=== Directive ===
Identify every line in the records below that contains the word "Households", and reproduce each one.

[Records]
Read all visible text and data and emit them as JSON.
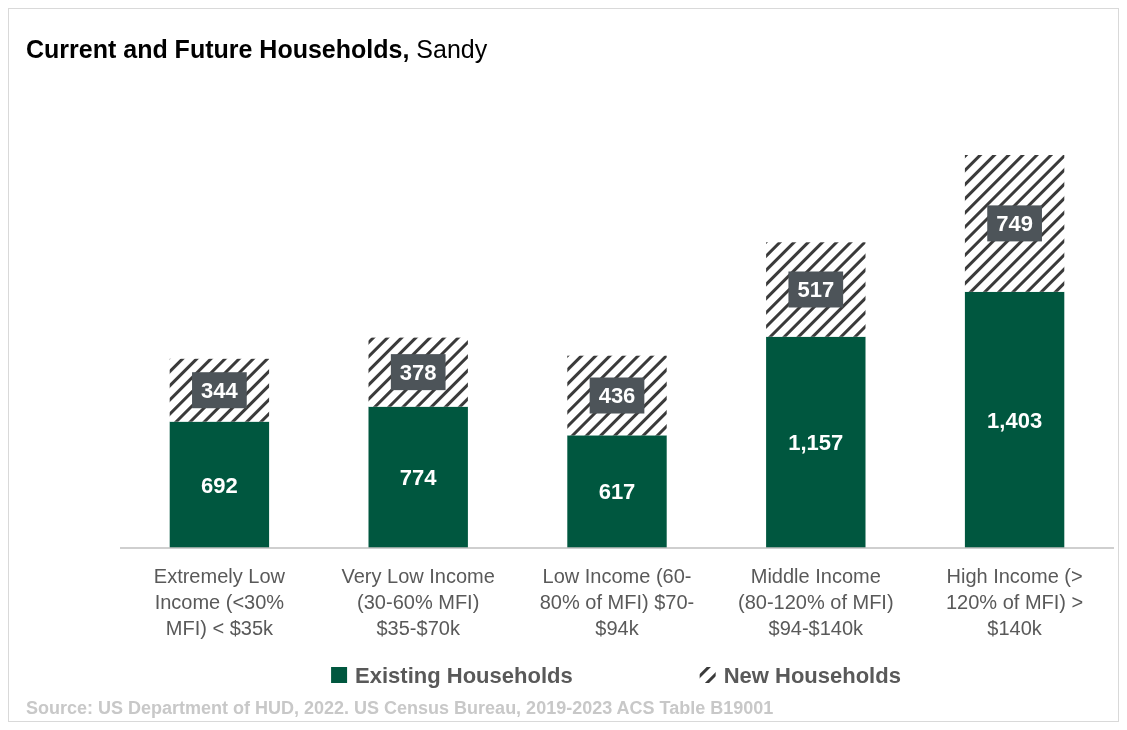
{
  "chart_data": {
    "type": "bar",
    "title": "Current and Future Households,",
    "subtitle": "Sandy",
    "categories": [
      "Extremely Low Income (<30% MFI) < $35k",
      "Very Low Income (30-60% MFI) $35-$70k",
      "Low Income (60-80% of MFI) $70-$94k",
      "Middle Income (80-120% of MFI) $94-$140k",
      "High Income (> 120% of MFI) > $140k"
    ],
    "stacked": true,
    "legend": "bottom",
    "series": [
      {
        "name": "Existing Households",
        "color": "#00573f",
        "values": [
          692,
          774,
          617,
          1157,
          1403
        ],
        "value_labels": [
          "692",
          "774",
          "617",
          "1,157",
          "1,403"
        ]
      },
      {
        "name": "New Households",
        "color": "#3a3a3a",
        "values": [
          344,
          378,
          436,
          517,
          749
        ],
        "value_labels": [
          "344",
          "378",
          "436",
          "517",
          "749"
        ]
      }
    ],
    "annotations": [
      "Source: US Department of HUD, 2022. US Census Bureau, 2019-2023 ACS Table B19001"
    ]
  }
}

=== Exercise output ===
    "title": "Current and Future Households,",
        "name": "Existing Households",
        "name": "New Households",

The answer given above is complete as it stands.